start

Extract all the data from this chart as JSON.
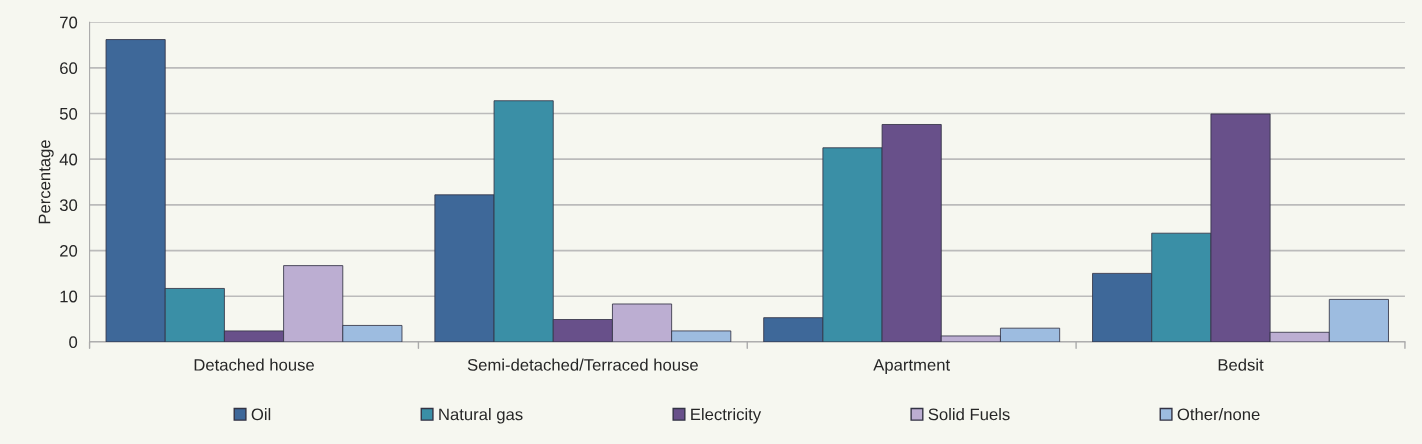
{
  "chart_data": {
    "type": "bar",
    "ylabel": "Percentage",
    "categories": [
      "Detached house",
      "Semi-detached/Terraced house",
      "Apartment",
      "Bedsit"
    ],
    "series": [
      {
        "name": "Oil",
        "color": "#3e6899",
        "values": [
          66.2,
          32.2,
          5.3,
          15.0
        ]
      },
      {
        "name": "Natural gas",
        "color": "#3a8fa6",
        "values": [
          11.7,
          52.8,
          42.5,
          23.8
        ]
      },
      {
        "name": "Electricity",
        "color": "#68508a",
        "values": [
          2.4,
          4.9,
          47.6,
          49.9
        ]
      },
      {
        "name": "Solid Fuels",
        "color": "#bcaed2",
        "values": [
          16.7,
          8.3,
          1.3,
          2.1
        ]
      },
      {
        "name": "Other/none",
        "color": "#9dbce0",
        "values": [
          3.6,
          2.4,
          3.0,
          9.3
        ]
      }
    ],
    "ylim": [
      0,
      70
    ],
    "yticks": [
      0,
      10,
      20,
      30,
      40,
      50,
      60,
      70
    ],
    "grid": "y",
    "legend": "bottom"
  }
}
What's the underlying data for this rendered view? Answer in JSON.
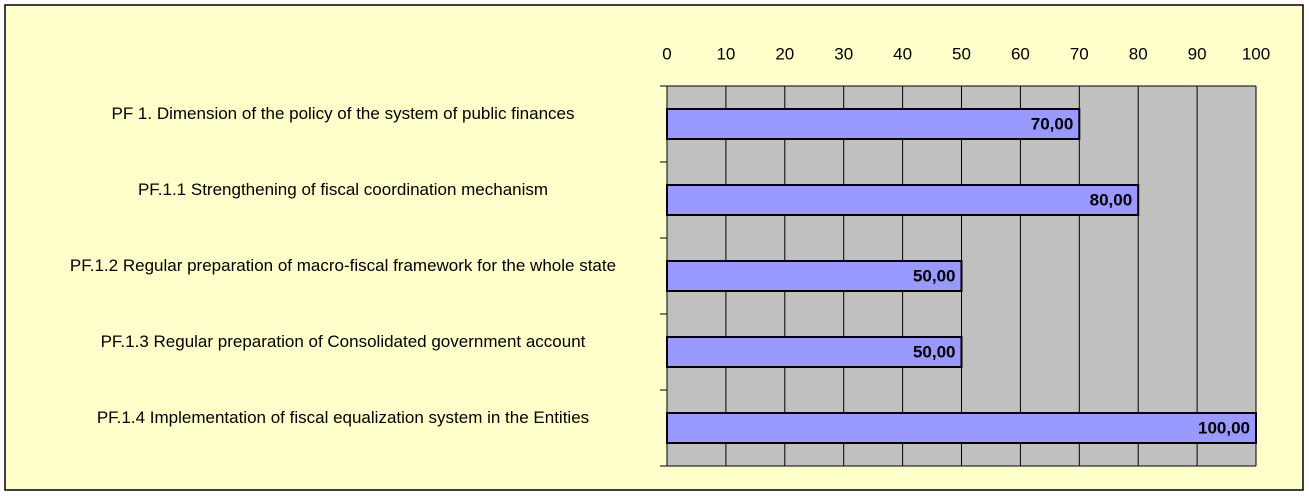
{
  "chart_data": {
    "type": "hbar",
    "categories": [
      "PF 1. Dimension of the policy of the system of public finances",
      "PF.1.1 Strengthening of fiscal coordination mechanism",
      "PF.1.2 Regular preparation of macro-fiscal framework for the whole state",
      "PF.1.3 Regular preparation of Consolidated government account",
      "PF.1.4 Implementation of fiscal equalization system in the Entities"
    ],
    "values": [
      70,
      80,
      50,
      50,
      100
    ],
    "value_labels": [
      "70,00",
      "80,00",
      "50,00",
      "50,00",
      "100,00"
    ],
    "color": "#9999ff",
    "xlim": [
      0,
      100
    ],
    "xticks": [
      0,
      10,
      20,
      30,
      40,
      50,
      60,
      70,
      80,
      90,
      100
    ],
    "grid": true
  }
}
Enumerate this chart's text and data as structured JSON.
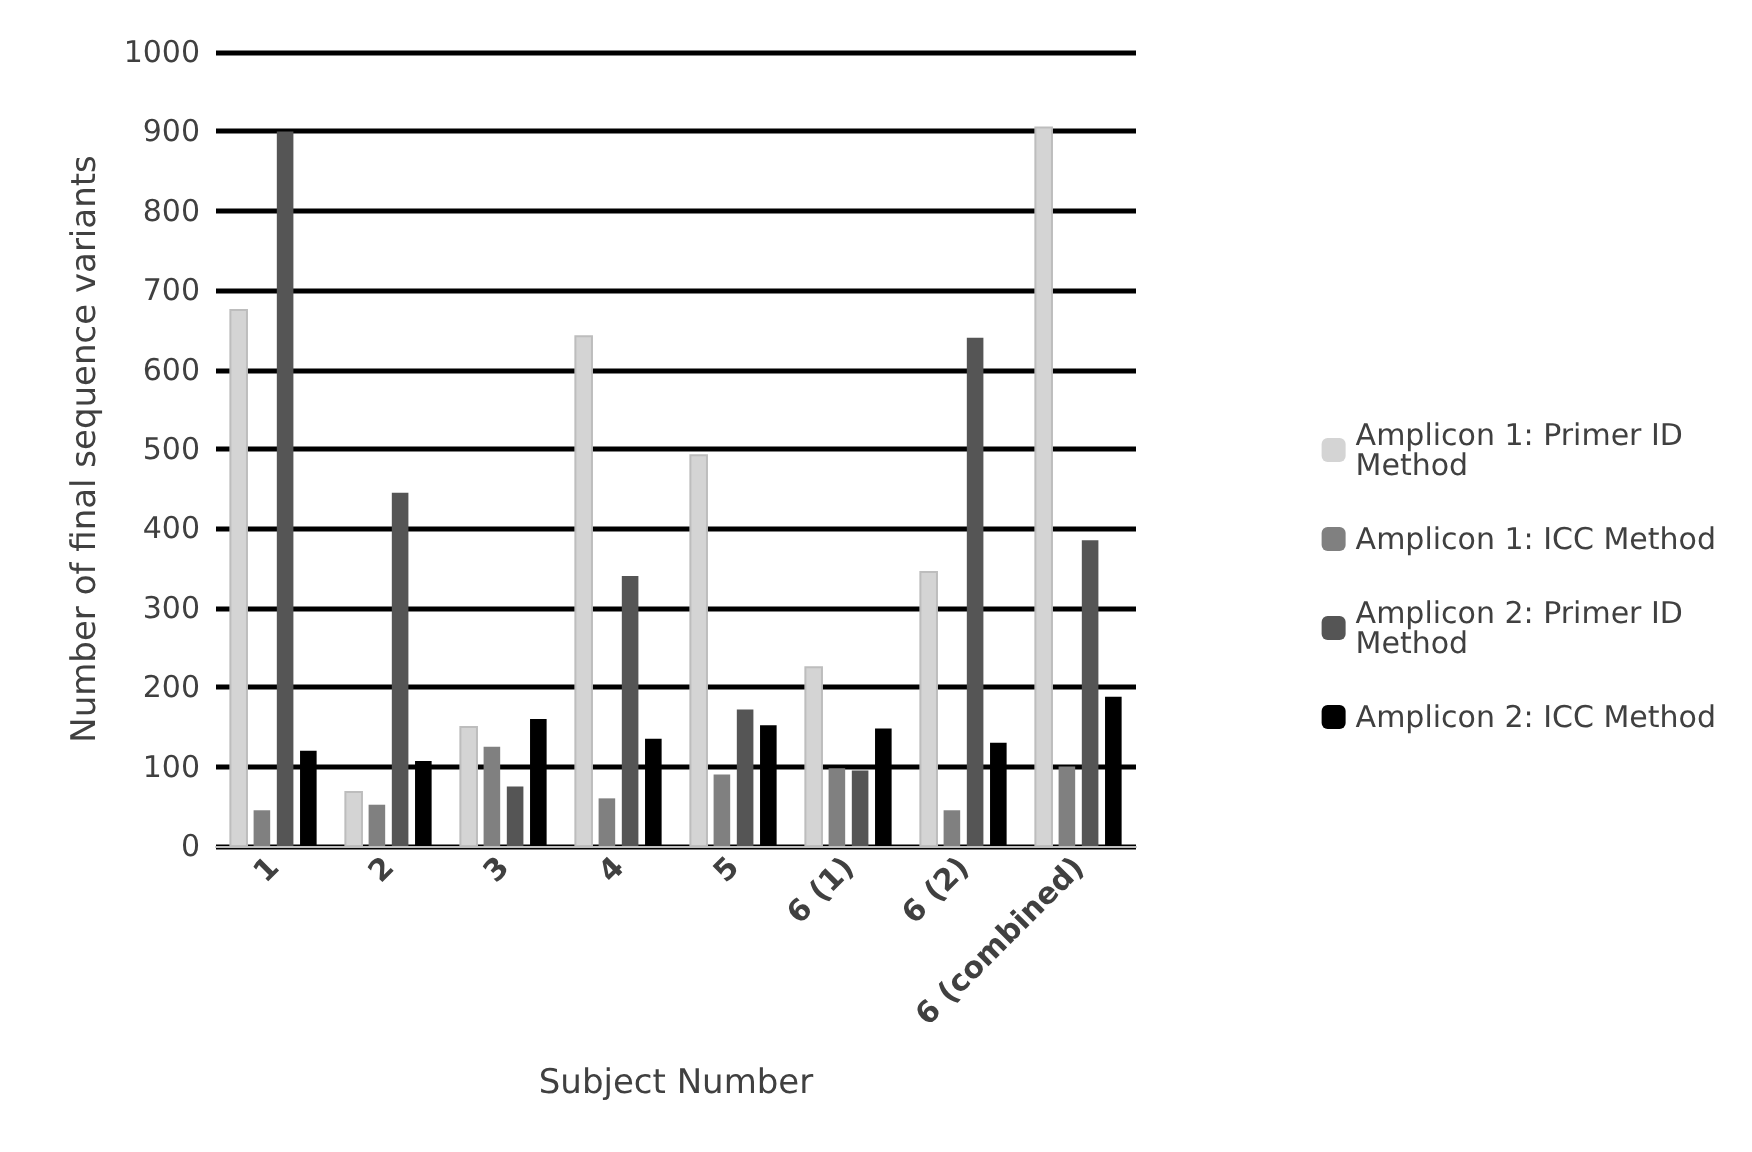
{
  "chart_data": {
    "type": "bar",
    "xlabel": "Subject Number",
    "ylabel": "Number of final sequence variants",
    "categories": [
      "1",
      "2",
      "3",
      "4",
      "5",
      "6 (1)",
      "6 (2)",
      "6 (combined)"
    ],
    "series": [
      {
        "name": "Amplicon 1: Primer ID Method",
        "color": "#d4d4d4",
        "values": [
          675,
          68,
          150,
          642,
          492,
          225,
          345,
          905
        ]
      },
      {
        "name": "Amplicon 1: ICC Method",
        "color": "#808080",
        "values": [
          45,
          52,
          125,
          60,
          90,
          98,
          45,
          100
        ]
      },
      {
        "name": "Amplicon 2: Primer ID Method",
        "color": "#555555",
        "values": [
          900,
          445,
          75,
          340,
          172,
          95,
          640,
          385
        ]
      },
      {
        "name": "Amplicon 2: ICC Method",
        "color": "#000000",
        "values": [
          120,
          107,
          160,
          135,
          152,
          148,
          130,
          188
        ]
      }
    ],
    "ylim": [
      0,
      1000
    ],
    "yticks": [
      0,
      100,
      200,
      300,
      400,
      500,
      600,
      700,
      800,
      900,
      1000
    ],
    "grid": "y",
    "legend": "right"
  }
}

end

> [Exercise instructions] How many lines of the records contain the string "ylabel"? Respond with the number alone.

> [Answer to the task] 2